[Items from a figure collection]
_ _ _ _

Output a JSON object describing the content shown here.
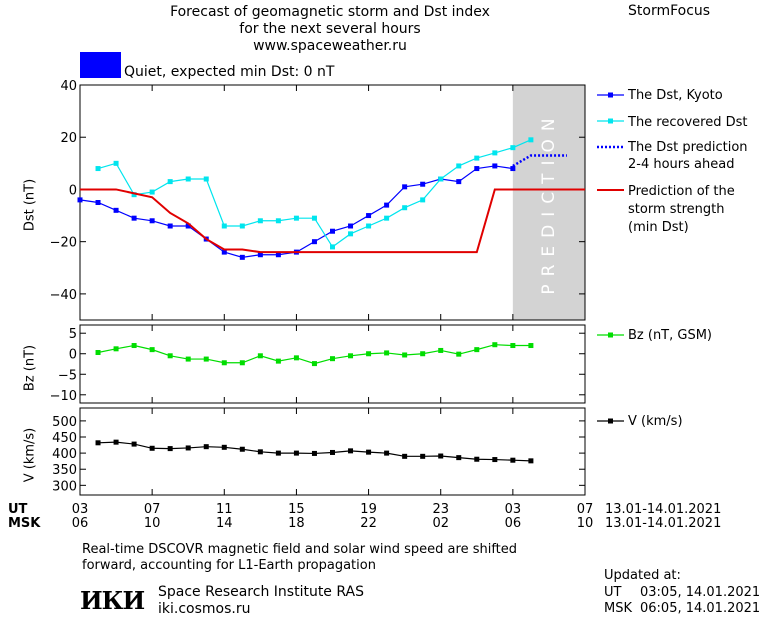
{
  "header": {
    "title_line1": "Forecast of geomagnetic storm and Dst index",
    "title_line2": "for the next several hours",
    "url": "www.spaceweather.ru",
    "brand": "StormFocus"
  },
  "status": {
    "color": "#0000ff",
    "label": "Quiet, expected min Dst: 0 nT"
  },
  "colors": {
    "dst": "#0000ff",
    "recovered": "#00e5ee",
    "prediction_dst": "#0000ff",
    "storm_strength": "#e00000",
    "bz": "#00dd00",
    "v": "#000000",
    "prediction_band": "#d3d3d3",
    "prediction_text": "#ffffff"
  },
  "chart_data": [
    {
      "type": "line",
      "id": "dst",
      "ylabel": "Dst (nT)",
      "ylim": [
        -50,
        40
      ],
      "yticks": [
        40,
        20,
        0,
        -20,
        -40
      ],
      "xlim": [
        3,
        31
      ],
      "prediction_band": [
        27,
        31
      ],
      "prediction_text": "PREDICTION",
      "series": [
        {
          "name": "The Dst, Kyoto",
          "style": "line-square",
          "x": [
            3,
            4,
            5,
            6,
            7,
            8,
            9,
            10,
            11,
            12,
            13,
            14,
            15,
            16,
            17,
            18,
            19,
            20,
            21,
            22,
            23,
            24,
            25,
            26,
            27
          ],
          "y": [
            -4,
            -5,
            -8,
            -11,
            -12,
            -14,
            -14,
            -19,
            -24,
            -26,
            -25,
            -25,
            -24,
            -20,
            -16,
            -14,
            -10,
            -6,
            1,
            2,
            4,
            3,
            8,
            9,
            8
          ]
        },
        {
          "name": "The recovered Dst",
          "style": "line-square",
          "x": [
            4,
            5,
            6,
            7,
            8,
            9,
            10,
            11,
            12,
            13,
            14,
            15,
            16,
            17,
            18,
            19,
            20,
            21,
            22,
            23,
            24,
            25,
            26,
            27,
            28
          ],
          "y": [
            8,
            10,
            -2,
            -1,
            3,
            4,
            4,
            -14,
            -14,
            -12,
            -12,
            -11,
            -11,
            -22,
            -17,
            -14,
            -11,
            -7,
            -4,
            4,
            9,
            12,
            14,
            16,
            19
          ]
        },
        {
          "name": "The Dst prediction 2-4 hours ahead",
          "style": "dotted",
          "x": [
            27,
            28,
            29,
            30
          ],
          "y": [
            9,
            13,
            13,
            13
          ]
        },
        {
          "name": "Prediction of the storm strength (min Dst)",
          "style": "line",
          "x": [
            3,
            5,
            7,
            8,
            9,
            10,
            11,
            12,
            13,
            14,
            15,
            16,
            17,
            18,
            19,
            20,
            21,
            22,
            23,
            24,
            25,
            26,
            27,
            31
          ],
          "y": [
            0,
            0,
            -3,
            -9,
            -13,
            -19,
            -23,
            -23,
            -24,
            -24,
            -24,
            -24,
            -24,
            -24,
            -24,
            -24,
            -24,
            -24,
            -24,
            -24,
            -24,
            0,
            0,
            0
          ]
        }
      ]
    },
    {
      "type": "line",
      "id": "bz",
      "ylabel": "Bz (nT)",
      "ylim": [
        -12,
        7
      ],
      "yticks": [
        5,
        0,
        -5,
        -10
      ],
      "xlim": [
        3,
        31
      ],
      "series": [
        {
          "name": "Bz (nT, GSM)",
          "style": "line-square",
          "x": [
            4,
            5,
            6,
            7,
            8,
            9,
            10,
            11,
            12,
            13,
            14,
            15,
            16,
            17,
            18,
            19,
            20,
            21,
            22,
            23,
            24,
            25,
            26,
            27,
            28
          ],
          "y": [
            0.3,
            1.2,
            2,
            1,
            -0.5,
            -1.3,
            -1.3,
            -2.2,
            -2.2,
            -0.5,
            -1.8,
            -1,
            -2.4,
            -1.2,
            -0.5,
            0,
            0.2,
            -0.3,
            0,
            0.8,
            -0.1,
            1,
            2.2,
            2,
            2
          ]
        }
      ]
    },
    {
      "type": "line",
      "id": "v",
      "ylabel": "V (km/s)",
      "ylim": [
        270,
        540
      ],
      "yticks": [
        500,
        450,
        400,
        350,
        300
      ],
      "xlim": [
        3,
        31
      ],
      "series": [
        {
          "name": "V (km/s)",
          "style": "line-square",
          "x": [
            4,
            5,
            6,
            7,
            8,
            9,
            10,
            11,
            12,
            13,
            14,
            15,
            16,
            17,
            18,
            19,
            20,
            21,
            22,
            23,
            24,
            25,
            26,
            27,
            28
          ],
          "y": [
            432,
            434,
            428,
            415,
            414,
            416,
            420,
            418,
            412,
            404,
            400,
            400,
            399,
            402,
            407,
            403,
            400,
            390,
            390,
            391,
            386,
            381,
            380,
            378,
            376
          ]
        }
      ]
    }
  ],
  "xaxis": {
    "ut_label": "UT",
    "msk_label": "MSK",
    "ut_ticks": [
      "03",
      "07",
      "11",
      "15",
      "19",
      "23",
      "03",
      "07"
    ],
    "msk_ticks": [
      "06",
      "10",
      "14",
      "18",
      "22",
      "02",
      "06",
      "10"
    ],
    "tick_positions": [
      3,
      7,
      11,
      15,
      19,
      23,
      27,
      31
    ],
    "date_range_ut": "13.01-14.01.2021",
    "date_range_msk": "13.01-14.01.2021"
  },
  "legend": {
    "dst": "The Dst, Kyoto",
    "recovered": "The recovered Dst",
    "prediction_line1": "The Dst prediction",
    "prediction_line2": "2-4 hours ahead",
    "strength_line1": "Prediction of the",
    "strength_line2": "storm strength",
    "strength_line3": "(min Dst)",
    "bz": "Bz (nT, GSM)",
    "v": "V (km/s)"
  },
  "footer": {
    "note_line1": "Real-time DSCOVR magnetic field and solar wind speed are shifted",
    "note_line2": "forward, accounting for L1-Earth propagation",
    "logo": "ИКИ",
    "institute": "Space Research Institute RAS",
    "site": "iki.cosmos.ru",
    "updated_label": "Updated at:",
    "updated_ut_label": "UT",
    "updated_ut": "03:05, 14.01.2021",
    "updated_msk_label": "MSK",
    "updated_msk": "06:05, 14.01.2021"
  }
}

_ _ _ _

**WRITTEN REQUEST:** Copy everything in the records above except the pictures, exactly as written.

**TASK ANSWER:**
Output a JSON object describing the content shown here.
{
  "header": {
    "title_line1": "Forecast of geomagnetic storm and Dst index",
    "title_line2": "for the next several hours",
    "url": "www.spaceweather.ru",
    "brand": "StormFocus"
  },
  "status": {
    "color": "#0000ff",
    "label": "Quiet, expected min Dst: 0 nT"
  },
  "colors": {
    "dst": "#0000ff",
    "recovered": "#00e5ee",
    "prediction_dst": "#0000ff",
    "storm_strength": "#e00000",
    "bz": "#00dd00",
    "v": "#000000",
    "prediction_band": "#d3d3d3",
    "prediction_text": "#ffffff"
  },
  "chart_data": [
    {
      "type": "line",
      "id": "dst",
      "ylabel": "Dst (nT)",
      "ylim": [
        -50,
        40
      ],
      "yticks": [
        40,
        20,
        0,
        -20,
        -40
      ],
      "xlim": [
        3,
        31
      ],
      "prediction_band": [
        27,
        31
      ],
      "prediction_text": "PREDICTION",
      "series": [
        {
          "name": "The Dst, Kyoto",
          "style": "line-square",
          "x": [
            3,
            4,
            5,
            6,
            7,
            8,
            9,
            10,
            11,
            12,
            13,
            14,
            15,
            16,
            17,
            18,
            19,
            20,
            21,
            22,
            23,
            24,
            25,
            26,
            27
          ],
          "y": [
            -4,
            -5,
            -8,
            -11,
            -12,
            -14,
            -14,
            -19,
            -24,
            -26,
            -25,
            -25,
            -24,
            -20,
            -16,
            -14,
            -10,
            -6,
            1,
            2,
            4,
            3,
            8,
            9,
            8
          ]
        },
        {
          "name": "The recovered Dst",
          "style": "line-square",
          "x": [
            4,
            5,
            6,
            7,
            8,
            9,
            10,
            11,
            12,
            13,
            14,
            15,
            16,
            17,
            18,
            19,
            20,
            21,
            22,
            23,
            24,
            25,
            26,
            27,
            28
          ],
          "y": [
            8,
            10,
            -2,
            -1,
            3,
            4,
            4,
            -14,
            -14,
            -12,
            -12,
            -11,
            -11,
            -22,
            -17,
            -14,
            -11,
            -7,
            -4,
            4,
            9,
            12,
            14,
            16,
            19
          ]
        },
        {
          "name": "The Dst prediction 2-4 hours ahead",
          "style": "dotted",
          "x": [
            27,
            28,
            29,
            30
          ],
          "y": [
            9,
            13,
            13,
            13
          ]
        },
        {
          "name": "Prediction of the storm strength (min Dst)",
          "style": "line",
          "x": [
            3,
            5,
            7,
            8,
            9,
            10,
            11,
            12,
            13,
            14,
            15,
            16,
            17,
            18,
            19,
            20,
            21,
            22,
            23,
            24,
            25,
            26,
            27,
            31
          ],
          "y": [
            0,
            0,
            -3,
            -9,
            -13,
            -19,
            -23,
            -23,
            -24,
            -24,
            -24,
            -24,
            -24,
            -24,
            -24,
            -24,
            -24,
            -24,
            -24,
            -24,
            -24,
            0,
            0,
            0
          ]
        }
      ]
    },
    {
      "type": "line",
      "id": "bz",
      "ylabel": "Bz (nT)",
      "ylim": [
        -12,
        7
      ],
      "yticks": [
        5,
        0,
        -5,
        -10
      ],
      "xlim": [
        3,
        31
      ],
      "series": [
        {
          "name": "Bz (nT, GSM)",
          "style": "line-square",
          "x": [
            4,
            5,
            6,
            7,
            8,
            9,
            10,
            11,
            12,
            13,
            14,
            15,
            16,
            17,
            18,
            19,
            20,
            21,
            22,
            23,
            24,
            25,
            26,
            27,
            28
          ],
          "y": [
            0.3,
            1.2,
            2,
            1,
            -0.5,
            -1.3,
            -1.3,
            -2.2,
            -2.2,
            -0.5,
            -1.8,
            -1,
            -2.4,
            -1.2,
            -0.5,
            0,
            0.2,
            -0.3,
            0,
            0.8,
            -0.1,
            1,
            2.2,
            2,
            2
          ]
        }
      ]
    },
    {
      "type": "line",
      "id": "v",
      "ylabel": "V (km/s)",
      "ylim": [
        270,
        540
      ],
      "yticks": [
        500,
        450,
        400,
        350,
        300
      ],
      "xlim": [
        3,
        31
      ],
      "series": [
        {
          "name": "V (km/s)",
          "style": "line-square",
          "x": [
            4,
            5,
            6,
            7,
            8,
            9,
            10,
            11,
            12,
            13,
            14,
            15,
            16,
            17,
            18,
            19,
            20,
            21,
            22,
            23,
            24,
            25,
            26,
            27,
            28
          ],
          "y": [
            432,
            434,
            428,
            415,
            414,
            416,
            420,
            418,
            412,
            404,
            400,
            400,
            399,
            402,
            407,
            403,
            400,
            390,
            390,
            391,
            386,
            381,
            380,
            378,
            376
          ]
        }
      ]
    }
  ],
  "xaxis": {
    "ut_label": "UT",
    "msk_label": "MSK",
    "ut_ticks": [
      "03",
      "07",
      "11",
      "15",
      "19",
      "23",
      "03",
      "07"
    ],
    "msk_ticks": [
      "06",
      "10",
      "14",
      "18",
      "22",
      "02",
      "06",
      "10"
    ],
    "tick_positions": [
      3,
      7,
      11,
      15,
      19,
      23,
      27,
      31
    ],
    "date_range_ut": "13.01-14.01.2021",
    "date_range_msk": "13.01-14.01.2021"
  },
  "legend": {
    "dst": "The Dst, Kyoto",
    "recovered": "The recovered Dst",
    "prediction_line1": "The Dst prediction",
    "prediction_line2": "2-4 hours ahead",
    "strength_line1": "Prediction of the",
    "strength_line2": "storm strength",
    "strength_line3": "(min Dst)",
    "bz": "Bz (nT, GSM)",
    "v": "V (km/s)"
  },
  "footer": {
    "note_line1": "Real-time DSCOVR magnetic field and solar wind speed are shifted",
    "note_line2": "forward, accounting for L1-Earth propagation",
    "logo": "ИКИ",
    "institute": "Space Research Institute RAS",
    "site": "iki.cosmos.ru",
    "updated_label": "Updated at:",
    "updated_ut_label": "UT",
    "updated_ut": "03:05, 14.01.2021",
    "updated_msk_label": "MSK",
    "updated_msk": "06:05, 14.01.2021"
  }
}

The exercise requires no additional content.